(Box coordinate listings)
------

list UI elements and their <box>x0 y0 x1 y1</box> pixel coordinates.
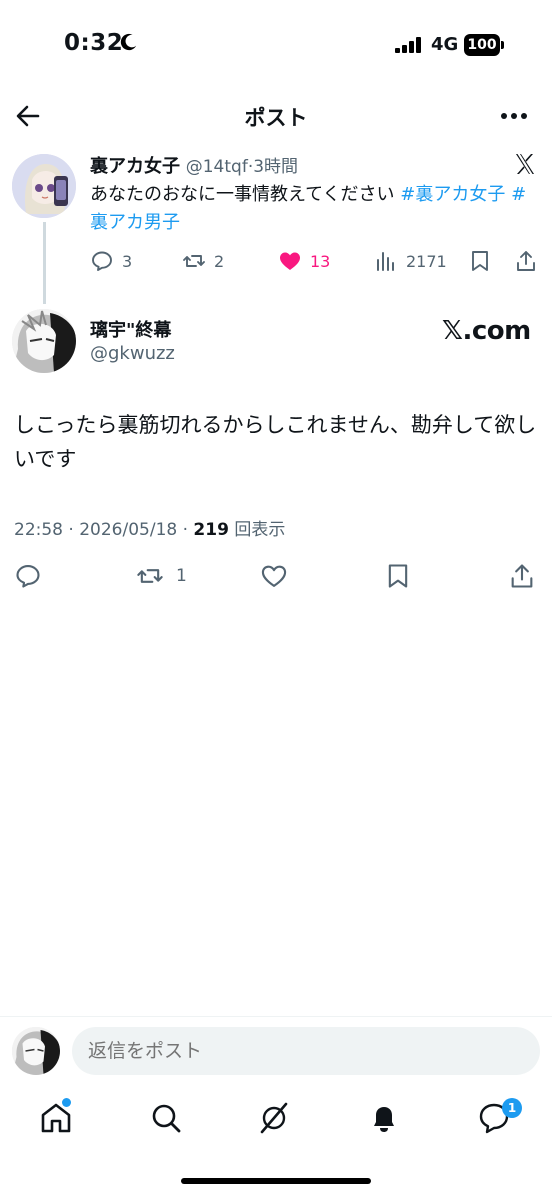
x-com-watermark: 𝕏.com <box>442 316 531 346</box>
share-button[interactable] <box>514 247 538 275</box>
views-button[interactable]: 2171 <box>374 247 447 275</box>
home-indicator <box>181 1178 371 1184</box>
quoted-post-header: 裏アカ女子 @14tqf·3時間 <box>90 152 298 178</box>
status-bar: 0:32 4G 100 <box>0 0 552 90</box>
bookmark-icon <box>472 251 488 271</box>
views-label: 回表示 <box>234 520 286 540</box>
quoted-post-actions: 3 2 13 2171 <box>90 247 542 275</box>
network-label: 4G <box>431 34 459 55</box>
avatar[interactable] <box>12 154 76 218</box>
home-notification-dot <box>62 1098 71 1107</box>
post-detail-screen: 0:32 4G 100 ポスト 裏アカ女子 @14tqf·3時間 あなたのおなに… <box>0 0 552 1200</box>
like-count: 13 <box>310 251 331 271</box>
repost-count: 1 <box>176 566 187 586</box>
top-header: ポスト <box>0 92 552 140</box>
reply-input[interactable] <box>72 1027 540 1075</box>
messages-badge: 1 <box>502 1098 522 1118</box>
author-name[interactable]: 裏アカ女子 <box>90 156 180 177</box>
share-button[interactable] <box>508 560 536 592</box>
status-time: 0:32 <box>64 30 124 56</box>
avatar[interactable] <box>12 1027 60 1075</box>
heart-outline-icon <box>261 565 287 587</box>
reply-button[interactable] <box>14 560 42 592</box>
heart-filled-icon <box>280 252 300 270</box>
repost-icon <box>137 569 163 583</box>
bottom-tab-bar <box>0 1090 552 1150</box>
more-options-icon[interactable] <box>498 102 530 130</box>
post-time: 3時間 <box>253 157 299 177</box>
views-count: 2171 <box>406 251 447 271</box>
post-metadata: 22:58 · 2026/05/18 · 219 回表示 <box>14 520 286 540</box>
author-handle[interactable]: @gkwuzz <box>90 343 175 364</box>
page-title: ポスト <box>244 106 308 130</box>
grok-icon[interactable] <box>256 1100 292 1136</box>
like-button[interactable]: 13 <box>278 247 330 275</box>
views-count: 219 <box>193 520 229 540</box>
bookmark-icon <box>388 564 408 588</box>
quoted-post-text: あなたのおなに一事情教えてください #裏アカ女子 #裏アカ男子 <box>90 181 540 237</box>
reply-button[interactable]: 3 <box>90 247 132 275</box>
battery-icon: 100 <box>464 34 504 56</box>
author-handle[interactable]: @14tqf <box>186 157 248 177</box>
share-icon <box>517 251 535 271</box>
bookmark-button[interactable] <box>468 247 492 275</box>
reply-icon <box>92 251 112 271</box>
post-body: あなたのおなに一事情教えてください <box>90 184 401 205</box>
reply-count: 3 <box>122 251 133 271</box>
post-date: 2026/05/18 <box>79 520 178 540</box>
post-body: しこったら裏筋切れるからしこれません、勘弁して欲しいです <box>14 413 537 471</box>
share-icon <box>511 564 533 588</box>
repost-count: 2 <box>214 251 225 271</box>
author-name[interactable]: 璃宇"終幕 <box>90 316 171 342</box>
anime-avatar-image <box>12 154 76 218</box>
reply-icon <box>16 565 40 588</box>
like-button[interactable] <box>260 560 288 592</box>
monochrome-avatar-image <box>12 1027 60 1075</box>
signal-icon <box>395 37 421 53</box>
x-logo-icon <box>516 154 534 174</box>
repost-button[interactable]: 1 <box>136 560 187 592</box>
thread-connector-line <box>43 222 46 304</box>
monochrome-avatar-image <box>12 309 76 373</box>
post-time: 22:58 <box>14 520 63 540</box>
moon-icon <box>120 33 137 51</box>
search-icon[interactable] <box>148 1100 184 1136</box>
bell-icon[interactable] <box>366 1100 402 1136</box>
avatar[interactable] <box>12 309 76 373</box>
hashtag-link[interactable]: #裏アカ女子 <box>400 184 505 205</box>
post-actions: 1 <box>0 560 552 592</box>
analytics-icon <box>377 252 394 271</box>
repost-icon <box>183 255 205 267</box>
repost-button[interactable]: 2 <box>182 247 224 275</box>
battery-level: 100 <box>464 34 500 56</box>
battery-cap <box>501 41 504 49</box>
bookmark-button[interactable] <box>384 560 412 592</box>
reply-composer <box>0 1016 552 1086</box>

------

▸ What you have to do
Transcribe the lines of the material that open with the line containing "x-com-watermark: 𝕏.com <box>442" and close with the line containing "views-count: 2171 <box>406 251 447 271</box>", both included.

▸ Output of the task
x-com-watermark: 𝕏.com <box>442 316 531 346</box>
share-button[interactable] <box>514 247 538 275</box>
views-button[interactable]: 2171 <box>374 247 447 275</box>
home-indicator <box>181 1178 371 1184</box>
quoted-post-header: 裏アカ女子 @14tqf·3時間 <box>90 152 298 178</box>
status-bar: 0:32 4G 100 <box>0 0 552 90</box>
bookmark-icon <box>472 251 488 271</box>
views-label: 回表示 <box>234 520 286 540</box>
quoted-post-actions: 3 2 13 2171 <box>90 247 542 275</box>
network-label: 4G <box>431 34 459 55</box>
avatar[interactable] <box>12 154 76 218</box>
home-notification-dot <box>62 1098 71 1107</box>
post-detail-screen: 0:32 4G 100 ポスト 裏アカ女子 @14tqf·3時間 あなたのおなに… <box>0 0 552 1200</box>
like-count: 13 <box>310 251 331 271</box>
repost-count: 1 <box>176 566 187 586</box>
top-header: ポスト <box>0 92 552 140</box>
reply-input[interactable] <box>72 1027 540 1075</box>
messages-badge: 1 <box>502 1098 522 1118</box>
author-name[interactable]: 裏アカ女子 <box>90 156 180 177</box>
share-button[interactable] <box>508 560 536 592</box>
status-time: 0:32 <box>64 30 124 56</box>
avatar[interactable] <box>12 1027 60 1075</box>
heart-outline-icon <box>261 565 287 587</box>
reply-button[interactable] <box>14 560 42 592</box>
heart-filled-icon <box>280 252 300 270</box>
repost-icon <box>137 569 163 583</box>
bottom-tab-bar <box>0 1090 552 1150</box>
more-options-icon[interactable] <box>498 102 530 130</box>
post-time: 3時間 <box>253 157 299 177</box>
views-count: 2171 <box>406 251 447 271</box>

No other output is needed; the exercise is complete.